TASK INPUTS:
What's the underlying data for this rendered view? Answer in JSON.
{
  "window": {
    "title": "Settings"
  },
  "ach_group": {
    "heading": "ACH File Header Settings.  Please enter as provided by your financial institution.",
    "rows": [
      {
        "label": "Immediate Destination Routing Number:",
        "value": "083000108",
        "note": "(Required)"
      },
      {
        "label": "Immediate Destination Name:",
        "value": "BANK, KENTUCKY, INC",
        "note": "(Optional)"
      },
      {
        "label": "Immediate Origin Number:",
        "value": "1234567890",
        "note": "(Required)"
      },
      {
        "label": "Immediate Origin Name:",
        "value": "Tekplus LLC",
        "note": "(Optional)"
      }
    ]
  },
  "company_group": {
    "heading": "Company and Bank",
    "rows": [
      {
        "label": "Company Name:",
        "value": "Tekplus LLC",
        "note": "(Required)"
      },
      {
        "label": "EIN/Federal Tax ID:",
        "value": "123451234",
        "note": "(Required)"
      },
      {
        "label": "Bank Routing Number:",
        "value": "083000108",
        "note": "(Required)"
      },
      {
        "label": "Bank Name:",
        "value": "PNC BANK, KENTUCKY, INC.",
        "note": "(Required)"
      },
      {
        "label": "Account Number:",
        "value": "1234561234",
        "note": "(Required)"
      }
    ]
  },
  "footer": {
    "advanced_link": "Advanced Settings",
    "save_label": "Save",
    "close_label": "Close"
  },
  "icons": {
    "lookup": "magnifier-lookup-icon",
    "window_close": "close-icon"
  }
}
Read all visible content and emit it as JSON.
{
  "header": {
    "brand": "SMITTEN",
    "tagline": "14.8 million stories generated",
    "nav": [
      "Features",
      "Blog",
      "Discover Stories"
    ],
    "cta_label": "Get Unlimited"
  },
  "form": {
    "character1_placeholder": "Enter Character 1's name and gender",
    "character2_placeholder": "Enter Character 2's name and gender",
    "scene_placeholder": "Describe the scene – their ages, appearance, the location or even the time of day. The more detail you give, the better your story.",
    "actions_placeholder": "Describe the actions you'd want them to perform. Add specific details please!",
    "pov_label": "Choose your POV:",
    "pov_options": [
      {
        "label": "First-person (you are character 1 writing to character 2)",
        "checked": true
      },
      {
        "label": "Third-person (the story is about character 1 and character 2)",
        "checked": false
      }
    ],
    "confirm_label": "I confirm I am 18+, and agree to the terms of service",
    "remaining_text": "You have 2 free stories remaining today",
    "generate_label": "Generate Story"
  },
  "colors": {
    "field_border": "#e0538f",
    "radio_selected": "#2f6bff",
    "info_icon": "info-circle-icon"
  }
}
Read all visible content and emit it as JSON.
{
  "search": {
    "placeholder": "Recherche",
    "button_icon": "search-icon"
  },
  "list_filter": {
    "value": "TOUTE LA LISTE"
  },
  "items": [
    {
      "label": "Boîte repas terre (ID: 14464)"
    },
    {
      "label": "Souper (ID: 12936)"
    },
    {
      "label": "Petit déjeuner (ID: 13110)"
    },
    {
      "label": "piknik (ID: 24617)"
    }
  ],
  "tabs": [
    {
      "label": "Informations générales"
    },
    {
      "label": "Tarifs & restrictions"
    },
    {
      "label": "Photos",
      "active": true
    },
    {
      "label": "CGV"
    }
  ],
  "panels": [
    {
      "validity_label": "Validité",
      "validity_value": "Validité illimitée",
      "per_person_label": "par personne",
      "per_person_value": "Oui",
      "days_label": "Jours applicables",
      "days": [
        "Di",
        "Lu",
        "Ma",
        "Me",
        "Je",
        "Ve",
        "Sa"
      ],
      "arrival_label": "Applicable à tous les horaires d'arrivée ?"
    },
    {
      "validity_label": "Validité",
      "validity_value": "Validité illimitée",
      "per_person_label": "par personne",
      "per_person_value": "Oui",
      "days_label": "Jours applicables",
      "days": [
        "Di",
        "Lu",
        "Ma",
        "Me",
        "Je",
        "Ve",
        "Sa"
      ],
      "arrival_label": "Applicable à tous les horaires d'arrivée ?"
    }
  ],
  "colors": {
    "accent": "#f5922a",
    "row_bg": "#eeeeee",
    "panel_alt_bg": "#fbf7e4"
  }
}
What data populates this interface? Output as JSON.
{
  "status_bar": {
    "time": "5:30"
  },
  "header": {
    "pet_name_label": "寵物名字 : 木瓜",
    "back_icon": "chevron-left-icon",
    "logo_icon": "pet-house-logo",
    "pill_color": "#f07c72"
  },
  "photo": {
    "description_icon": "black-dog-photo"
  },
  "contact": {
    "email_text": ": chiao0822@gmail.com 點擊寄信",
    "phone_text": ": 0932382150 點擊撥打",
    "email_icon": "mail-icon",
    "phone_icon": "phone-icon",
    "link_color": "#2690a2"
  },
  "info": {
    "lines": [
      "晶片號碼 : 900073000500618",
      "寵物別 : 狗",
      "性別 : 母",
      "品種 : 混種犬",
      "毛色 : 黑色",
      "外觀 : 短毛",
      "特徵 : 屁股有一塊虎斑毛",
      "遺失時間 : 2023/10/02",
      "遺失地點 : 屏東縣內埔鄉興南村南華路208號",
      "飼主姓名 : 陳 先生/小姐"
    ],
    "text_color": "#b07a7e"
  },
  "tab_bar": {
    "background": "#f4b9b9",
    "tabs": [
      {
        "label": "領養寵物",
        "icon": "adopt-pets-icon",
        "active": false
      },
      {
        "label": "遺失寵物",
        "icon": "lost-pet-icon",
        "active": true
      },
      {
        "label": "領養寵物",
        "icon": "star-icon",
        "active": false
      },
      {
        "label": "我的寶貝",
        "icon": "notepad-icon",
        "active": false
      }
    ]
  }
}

DIRECTIONS FOR THIS TASK: Every record shown above must be echoed exactly.

RESULT OF THIS EXERCISE:
What's the underlying data for this rendered view? Answer in JSON.
{
  "window": {
    "title": "Settings"
  },
  "ach_group": {
    "heading": "ACH File Header Settings.  Please enter as provided by your financial institution.",
    "rows": [
      {
        "label": "Immediate Destination Routing Number:",
        "value": "083000108",
        "note": "(Required)"
      },
      {
        "label": "Immediate Destination Name:",
        "value": "BANK, KENTUCKY, INC",
        "note": "(Optional)"
      },
      {
        "label": "Immediate Origin Number:",
        "value": "1234567890",
        "note": "(Required)"
      },
      {
        "label": "Immediate Origin Name:",
        "value": "Tekplus LLC",
        "note": "(Optional)"
      }
    ]
  },
  "company_group": {
    "heading": "Company and Bank",
    "rows": [
      {
        "label": "Company Name:",
        "value": "Tekplus LLC",
        "note": "(Required)"
      },
      {
        "label": "EIN/Federal Tax ID:",
        "value": "123451234",
        "note": "(Required)"
      },
      {
        "label": "Bank Routing Number:",
        "value": "083000108",
        "note": "(Required)"
      },
      {
        "label": "Bank Name:",
        "value": "PNC BANK, KENTUCKY, INC.",
        "note": "(Required)"
      },
      {
        "label": "Account Number:",
        "value": "1234561234",
        "note": "(Required)"
      }
    ]
  },
  "footer": {
    "advanced_link": "Advanced Settings",
    "save_label": "Save",
    "close_label": "Close"
  },
  "icons": {
    "lookup": "magnifier-lookup-icon",
    "window_close": "close-icon"
  }
}
Read all visible content and emit it as JSON.
{
  "header": {
    "brand": "SMITTEN",
    "tagline": "14.8 million stories generated",
    "nav": [
      "Features",
      "Blog",
      "Discover Stories"
    ],
    "cta_label": "Get Unlimited"
  },
  "form": {
    "character1_placeholder": "Enter Character 1's name and gender",
    "character2_placeholder": "Enter Character 2's name and gender",
    "scene_placeholder": "Describe the scene – their ages, appearance, the location or even the time of day. The more detail you give, the better your story.",
    "actions_placeholder": "Describe the actions you'd want them to perform. Add specific details please!",
    "pov_label": "Choose your POV:",
    "pov_options": [
      {
        "label": "First-person (you are character 1 writing to character 2)",
        "checked": true
      },
      {
        "label": "Third-person (the story is about character 1 and character 2)",
        "checked": false
      }
    ],
    "confirm_label": "I confirm I am 18+, and agree to the terms of service",
    "remaining_text": "You have 2 free stories remaining today",
    "generate_label": "Generate Story"
  },
  "colors": {
    "field_border": "#e0538f",
    "radio_selected": "#2f6bff",
    "info_icon": "info-circle-icon"
  }
}
Read all visible content and emit it as JSON.
{
  "search": {
    "placeholder": "Recherche",
    "button_icon": "search-icon"
  },
  "list_filter": {
    "value": "TOUTE LA LISTE"
  },
  "items": [
    {
      "label": "Boîte repas terre (ID: 14464)"
    },
    {
      "label": "Souper (ID: 12936)"
    },
    {
      "label": "Petit déjeuner (ID: 13110)"
    },
    {
      "label": "piknik (ID: 24617)"
    }
  ],
  "tabs": [
    {
      "label": "Informations générales"
    },
    {
      "label": "Tarifs & restrictions"
    },
    {
      "label": "Photos",
      "active": true
    },
    {
      "label": "CGV"
    }
  ],
  "panels": [
    {
      "validity_label": "Validité",
      "validity_value": "Validité illimitée",
      "per_person_label": "par personne",
      "per_person_value": "Oui",
      "days_label": "Jours applicables",
      "days": [
        "Di",
        "Lu",
        "Ma",
        "Me",
        "Je",
        "Ve",
        "Sa"
      ],
      "arrival_label": "Applicable à tous les horaires d'arrivée ?"
    },
    {
      "validity_label": "Validité",
      "validity_value": "Validité illimitée",
      "per_person_label": "par personne",
      "per_person_value": "Oui",
      "days_label": "Jours applicables",
      "days": [
        "Di",
        "Lu",
        "Ma",
        "Me",
        "Je",
        "Ve",
        "Sa"
      ],
      "arrival_label": "Applicable à tous les horaires d'arrivée ?"
    }
  ],
  "colors": {
    "accent": "#f5922a",
    "row_bg": "#eeeeee",
    "panel_alt_bg": "#fbf7e4"
  }
}
What data populates this interface? Output as JSON.
{
  "status_bar": {
    "time": "5:30"
  },
  "header": {
    "pet_name_label": "寵物名字 : 木瓜",
    "back_icon": "chevron-left-icon",
    "logo_icon": "pet-house-logo",
    "pill_color": "#f07c72"
  },
  "photo": {
    "description_icon": "black-dog-photo"
  },
  "contact": {
    "email_text": ": chiao0822@gmail.com 點擊寄信",
    "phone_text": ": 0932382150 點擊撥打",
    "email_icon": "mail-icon",
    "phone_icon": "phone-icon",
    "link_color": "#2690a2"
  },
  "info": {
    "lines": [
      "晶片號碼 : 900073000500618",
      "寵物別 : 狗",
      "性別 : 母",
      "品種 : 混種犬",
      "毛色 : 黑色",
      "外觀 : 短毛",
      "特徵 : 屁股有一塊虎斑毛",
      "遺失時間 : 2023/10/02",
      "遺失地點 : 屏東縣內埔鄉興南村南華路208號",
      "飼主姓名 : 陳 先生/小姐"
    ],
    "text_color": "#b07a7e"
  },
  "tab_bar": {
    "background": "#f4b9b9",
    "tabs": [
      {
        "label": "領養寵物",
        "icon": "adopt-pets-icon",
        "active": false
      },
      {
        "label": "遺失寵物",
        "icon": "lost-pet-icon",
        "active": true
      },
      {
        "label": "領養寵物",
        "icon": "star-icon",
        "active": false
      },
      {
        "label": "我的寶貝",
        "icon": "notepad-icon",
        "active": false
      }
    ]
  }
}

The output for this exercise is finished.